╭──

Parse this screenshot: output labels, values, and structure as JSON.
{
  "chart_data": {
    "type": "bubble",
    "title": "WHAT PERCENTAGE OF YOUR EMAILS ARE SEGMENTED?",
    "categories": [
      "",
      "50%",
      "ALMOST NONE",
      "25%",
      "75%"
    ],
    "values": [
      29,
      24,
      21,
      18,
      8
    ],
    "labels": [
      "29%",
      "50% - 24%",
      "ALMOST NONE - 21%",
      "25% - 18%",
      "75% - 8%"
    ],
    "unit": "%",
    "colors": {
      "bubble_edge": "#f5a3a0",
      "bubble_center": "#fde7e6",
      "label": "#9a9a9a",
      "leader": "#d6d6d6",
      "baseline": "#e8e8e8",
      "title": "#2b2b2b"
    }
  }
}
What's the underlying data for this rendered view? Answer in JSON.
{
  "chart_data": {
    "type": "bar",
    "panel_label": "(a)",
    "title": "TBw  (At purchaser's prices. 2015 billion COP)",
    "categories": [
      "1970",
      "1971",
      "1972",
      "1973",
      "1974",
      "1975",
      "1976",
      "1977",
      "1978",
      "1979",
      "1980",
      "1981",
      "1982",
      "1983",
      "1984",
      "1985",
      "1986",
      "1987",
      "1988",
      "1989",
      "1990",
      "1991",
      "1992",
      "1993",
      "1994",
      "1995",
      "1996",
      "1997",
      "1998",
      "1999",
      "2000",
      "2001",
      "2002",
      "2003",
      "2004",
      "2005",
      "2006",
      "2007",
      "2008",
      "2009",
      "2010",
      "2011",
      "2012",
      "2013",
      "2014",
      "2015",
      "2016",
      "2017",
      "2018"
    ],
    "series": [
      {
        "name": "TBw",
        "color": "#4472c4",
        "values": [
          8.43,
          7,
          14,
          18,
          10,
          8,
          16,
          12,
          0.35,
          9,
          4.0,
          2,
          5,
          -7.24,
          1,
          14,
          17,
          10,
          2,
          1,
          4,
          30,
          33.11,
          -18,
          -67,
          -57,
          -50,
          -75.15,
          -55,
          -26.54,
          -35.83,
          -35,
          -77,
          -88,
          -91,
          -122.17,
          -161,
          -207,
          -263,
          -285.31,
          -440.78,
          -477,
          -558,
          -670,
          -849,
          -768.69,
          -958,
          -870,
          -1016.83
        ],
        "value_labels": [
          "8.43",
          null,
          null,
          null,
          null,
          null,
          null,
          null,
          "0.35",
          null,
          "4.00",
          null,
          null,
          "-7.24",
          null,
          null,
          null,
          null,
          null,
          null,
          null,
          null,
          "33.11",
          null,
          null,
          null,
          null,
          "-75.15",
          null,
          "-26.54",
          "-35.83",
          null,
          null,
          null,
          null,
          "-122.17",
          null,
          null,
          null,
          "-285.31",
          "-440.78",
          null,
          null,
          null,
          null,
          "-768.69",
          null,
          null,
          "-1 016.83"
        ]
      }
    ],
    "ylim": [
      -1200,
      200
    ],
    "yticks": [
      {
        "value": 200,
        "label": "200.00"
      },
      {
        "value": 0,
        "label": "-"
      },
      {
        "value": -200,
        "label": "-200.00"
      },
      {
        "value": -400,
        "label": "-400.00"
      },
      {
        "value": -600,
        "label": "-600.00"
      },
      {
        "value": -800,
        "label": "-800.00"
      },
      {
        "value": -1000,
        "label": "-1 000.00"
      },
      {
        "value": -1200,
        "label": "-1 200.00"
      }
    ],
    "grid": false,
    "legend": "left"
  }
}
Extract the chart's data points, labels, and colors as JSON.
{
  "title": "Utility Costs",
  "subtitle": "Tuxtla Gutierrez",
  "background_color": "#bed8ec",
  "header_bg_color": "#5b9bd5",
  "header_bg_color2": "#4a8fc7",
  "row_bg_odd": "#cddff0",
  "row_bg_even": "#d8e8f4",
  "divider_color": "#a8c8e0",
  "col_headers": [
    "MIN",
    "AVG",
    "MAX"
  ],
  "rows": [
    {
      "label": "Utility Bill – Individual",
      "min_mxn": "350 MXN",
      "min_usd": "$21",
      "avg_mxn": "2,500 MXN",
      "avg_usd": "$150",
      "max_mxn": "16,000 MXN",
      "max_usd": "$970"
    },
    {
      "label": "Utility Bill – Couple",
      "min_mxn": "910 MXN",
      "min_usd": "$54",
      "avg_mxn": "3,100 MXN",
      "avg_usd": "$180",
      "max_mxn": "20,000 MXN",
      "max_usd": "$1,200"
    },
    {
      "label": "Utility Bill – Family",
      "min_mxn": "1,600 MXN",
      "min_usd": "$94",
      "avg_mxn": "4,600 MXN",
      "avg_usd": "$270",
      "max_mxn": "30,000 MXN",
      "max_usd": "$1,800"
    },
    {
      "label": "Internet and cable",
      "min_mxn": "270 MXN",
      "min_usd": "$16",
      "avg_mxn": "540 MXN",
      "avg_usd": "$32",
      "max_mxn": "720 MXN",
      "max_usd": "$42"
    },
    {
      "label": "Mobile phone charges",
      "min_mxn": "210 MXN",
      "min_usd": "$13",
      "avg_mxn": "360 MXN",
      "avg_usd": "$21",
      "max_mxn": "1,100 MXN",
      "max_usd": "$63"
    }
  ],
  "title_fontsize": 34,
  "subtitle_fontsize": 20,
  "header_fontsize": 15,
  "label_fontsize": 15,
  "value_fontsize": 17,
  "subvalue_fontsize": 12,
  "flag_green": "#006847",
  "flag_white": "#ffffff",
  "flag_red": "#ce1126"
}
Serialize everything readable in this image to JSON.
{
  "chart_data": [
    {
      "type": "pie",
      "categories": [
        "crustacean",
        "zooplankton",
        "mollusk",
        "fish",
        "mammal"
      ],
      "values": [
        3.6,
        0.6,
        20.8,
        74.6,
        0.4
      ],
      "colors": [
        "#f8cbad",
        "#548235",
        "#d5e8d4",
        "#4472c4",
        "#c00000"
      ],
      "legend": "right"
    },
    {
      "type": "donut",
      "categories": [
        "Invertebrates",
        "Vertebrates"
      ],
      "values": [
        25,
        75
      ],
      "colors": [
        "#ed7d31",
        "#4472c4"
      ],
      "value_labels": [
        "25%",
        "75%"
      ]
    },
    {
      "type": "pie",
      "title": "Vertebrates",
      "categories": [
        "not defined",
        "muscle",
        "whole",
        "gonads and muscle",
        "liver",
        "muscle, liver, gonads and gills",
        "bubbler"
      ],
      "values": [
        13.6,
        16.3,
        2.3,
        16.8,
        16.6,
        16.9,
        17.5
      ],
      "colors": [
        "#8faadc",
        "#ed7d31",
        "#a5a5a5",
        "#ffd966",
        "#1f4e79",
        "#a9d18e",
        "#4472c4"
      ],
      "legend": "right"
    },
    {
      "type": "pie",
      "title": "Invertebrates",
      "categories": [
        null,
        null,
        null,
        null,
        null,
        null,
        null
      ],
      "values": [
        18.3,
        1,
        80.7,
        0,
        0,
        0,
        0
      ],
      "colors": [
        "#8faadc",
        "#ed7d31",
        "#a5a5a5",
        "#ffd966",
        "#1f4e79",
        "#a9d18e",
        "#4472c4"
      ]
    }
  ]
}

╰──

Print the listing above in full, exactly as it is.

Parse this screenshot: output labels, values, and structure as JSON.
{
  "chart_data": {
    "type": "bubble",
    "title": "WHAT PERCENTAGE OF YOUR EMAILS ARE SEGMENTED?",
    "categories": [
      "",
      "50%",
      "ALMOST NONE",
      "25%",
      "75%"
    ],
    "values": [
      29,
      24,
      21,
      18,
      8
    ],
    "labels": [
      "29%",
      "50% - 24%",
      "ALMOST NONE - 21%",
      "25% - 18%",
      "75% - 8%"
    ],
    "unit": "%",
    "colors": {
      "bubble_edge": "#f5a3a0",
      "bubble_center": "#fde7e6",
      "label": "#9a9a9a",
      "leader": "#d6d6d6",
      "baseline": "#e8e8e8",
      "title": "#2b2b2b"
    }
  }
}
What's the underlying data for this rendered view? Answer in JSON.
{
  "chart_data": {
    "type": "bar",
    "panel_label": "(a)",
    "title": "TBw  (At purchaser's prices. 2015 billion COP)",
    "categories": [
      "1970",
      "1971",
      "1972",
      "1973",
      "1974",
      "1975",
      "1976",
      "1977",
      "1978",
      "1979",
      "1980",
      "1981",
      "1982",
      "1983",
      "1984",
      "1985",
      "1986",
      "1987",
      "1988",
      "1989",
      "1990",
      "1991",
      "1992",
      "1993",
      "1994",
      "1995",
      "1996",
      "1997",
      "1998",
      "1999",
      "2000",
      "2001",
      "2002",
      "2003",
      "2004",
      "2005",
      "2006",
      "2007",
      "2008",
      "2009",
      "2010",
      "2011",
      "2012",
      "2013",
      "2014",
      "2015",
      "2016",
      "2017",
      "2018"
    ],
    "series": [
      {
        "name": "TBw",
        "color": "#4472c4",
        "values": [
          8.43,
          7,
          14,
          18,
          10,
          8,
          16,
          12,
          0.35,
          9,
          4.0,
          2,
          5,
          -7.24,
          1,
          14,
          17,
          10,
          2,
          1,
          4,
          30,
          33.11,
          -18,
          -67,
          -57,
          -50,
          -75.15,
          -55,
          -26.54,
          -35.83,
          -35,
          -77,
          -88,
          -91,
          -122.17,
          -161,
          -207,
          -263,
          -285.31,
          -440.78,
          -477,
          -558,
          -670,
          -849,
          -768.69,
          -958,
          -870,
          -1016.83
        ],
        "value_labels": [
          "8.43",
          null,
          null,
          null,
          null,
          null,
          null,
          null,
          "0.35",
          null,
          "4.00",
          null,
          null,
          "-7.24",
          null,
          null,
          null,
          null,
          null,
          null,
          null,
          null,
          "33.11",
          null,
          null,
          null,
          null,
          "-75.15",
          null,
          "-26.54",
          "-35.83",
          null,
          null,
          null,
          null,
          "-122.17",
          null,
          null,
          null,
          "-285.31",
          "-440.78",
          null,
          null,
          null,
          null,
          "-768.69",
          null,
          null,
          "-1 016.83"
        ]
      }
    ],
    "ylim": [
      -1200,
      200
    ],
    "yticks": [
      {
        "value": 200,
        "label": "200.00"
      },
      {
        "value": 0,
        "label": "-"
      },
      {
        "value": -200,
        "label": "-200.00"
      },
      {
        "value": -400,
        "label": "-400.00"
      },
      {
        "value": -600,
        "label": "-600.00"
      },
      {
        "value": -800,
        "label": "-800.00"
      },
      {
        "value": -1000,
        "label": "-1 000.00"
      },
      {
        "value": -1200,
        "label": "-1 200.00"
      }
    ],
    "grid": false,
    "legend": "left"
  }
}
Extract the chart's data points, labels, and colors as JSON.
{
  "title": "Utility Costs",
  "subtitle": "Tuxtla Gutierrez",
  "background_color": "#bed8ec",
  "header_bg_color": "#5b9bd5",
  "header_bg_color2": "#4a8fc7",
  "row_bg_odd": "#cddff0",
  "row_bg_even": "#d8e8f4",
  "divider_color": "#a8c8e0",
  "col_headers": [
    "MIN",
    "AVG",
    "MAX"
  ],
  "rows": [
    {
      "label": "Utility Bill – Individual",
      "min_mxn": "350 MXN",
      "min_usd": "$21",
      "avg_mxn": "2,500 MXN",
      "avg_usd": "$150",
      "max_mxn": "16,000 MXN",
      "max_usd": "$970"
    },
    {
      "label": "Utility Bill – Couple",
      "min_mxn": "910 MXN",
      "min_usd": "$54",
      "avg_mxn": "3,100 MXN",
      "avg_usd": "$180",
      "max_mxn": "20,000 MXN",
      "max_usd": "$1,200"
    },
    {
      "label": "Utility Bill – Family",
      "min_mxn": "1,600 MXN",
      "min_usd": "$94",
      "avg_mxn": "4,600 MXN",
      "avg_usd": "$270",
      "max_mxn": "30,000 MXN",
      "max_usd": "$1,800"
    },
    {
      "label": "Internet and cable",
      "min_mxn": "270 MXN",
      "min_usd": "$16",
      "avg_mxn": "540 MXN",
      "avg_usd": "$32",
      "max_mxn": "720 MXN",
      "max_usd": "$42"
    },
    {
      "label": "Mobile phone charges",
      "min_mxn": "210 MXN",
      "min_usd": "$13",
      "avg_mxn": "360 MXN",
      "avg_usd": "$21",
      "max_mxn": "1,100 MXN",
      "max_usd": "$63"
    }
  ],
  "title_fontsize": 34,
  "subtitle_fontsize": 20,
  "header_fontsize": 15,
  "label_fontsize": 15,
  "value_fontsize": 17,
  "subvalue_fontsize": 12,
  "flag_green": "#006847",
  "flag_white": "#ffffff",
  "flag_red": "#ce1126"
}
Serialize everything readable in this image to JSON.
{
  "chart_data": [
    {
      "type": "pie",
      "categories": [
        "crustacean",
        "zooplankton",
        "mollusk",
        "fish",
        "mammal"
      ],
      "values": [
        3.6,
        0.6,
        20.8,
        74.6,
        0.4
      ],
      "colors": [
        "#f8cbad",
        "#548235",
        "#d5e8d4",
        "#4472c4",
        "#c00000"
      ],
      "legend": "right"
    },
    {
      "type": "donut",
      "categories": [
        "Invertebrates",
        "Vertebrates"
      ],
      "values": [
        25,
        75
      ],
      "colors": [
        "#ed7d31",
        "#4472c4"
      ],
      "value_labels": [
        "25%",
        "75%"
      ]
    },
    {
      "type": "pie",
      "title": "Vertebrates",
      "categories": [
        "not defined",
        "muscle",
        "whole",
        "gonads and muscle",
        "liver",
        "muscle, liver, gonads and gills",
        "bubbler"
      ],
      "values": [
        13.6,
        16.3,
        2.3,
        16.8,
        16.6,
        16.9,
        17.5
      ],
      "colors": [
        "#8faadc",
        "#ed7d31",
        "#a5a5a5",
        "#ffd966",
        "#1f4e79",
        "#a9d18e",
        "#4472c4"
      ],
      "legend": "right"
    },
    {
      "type": "pie",
      "title": "Invertebrates",
      "categories": [
        null,
        null,
        null,
        null,
        null,
        null,
        null
      ],
      "values": [
        18.3,
        1,
        80.7,
        0,
        0,
        0,
        0
      ],
      "colors": [
        "#8faadc",
        "#ed7d31",
        "#a5a5a5",
        "#ffd966",
        "#1f4e79",
        "#a9d18e",
        "#4472c4"
      ]
    }
  ]
}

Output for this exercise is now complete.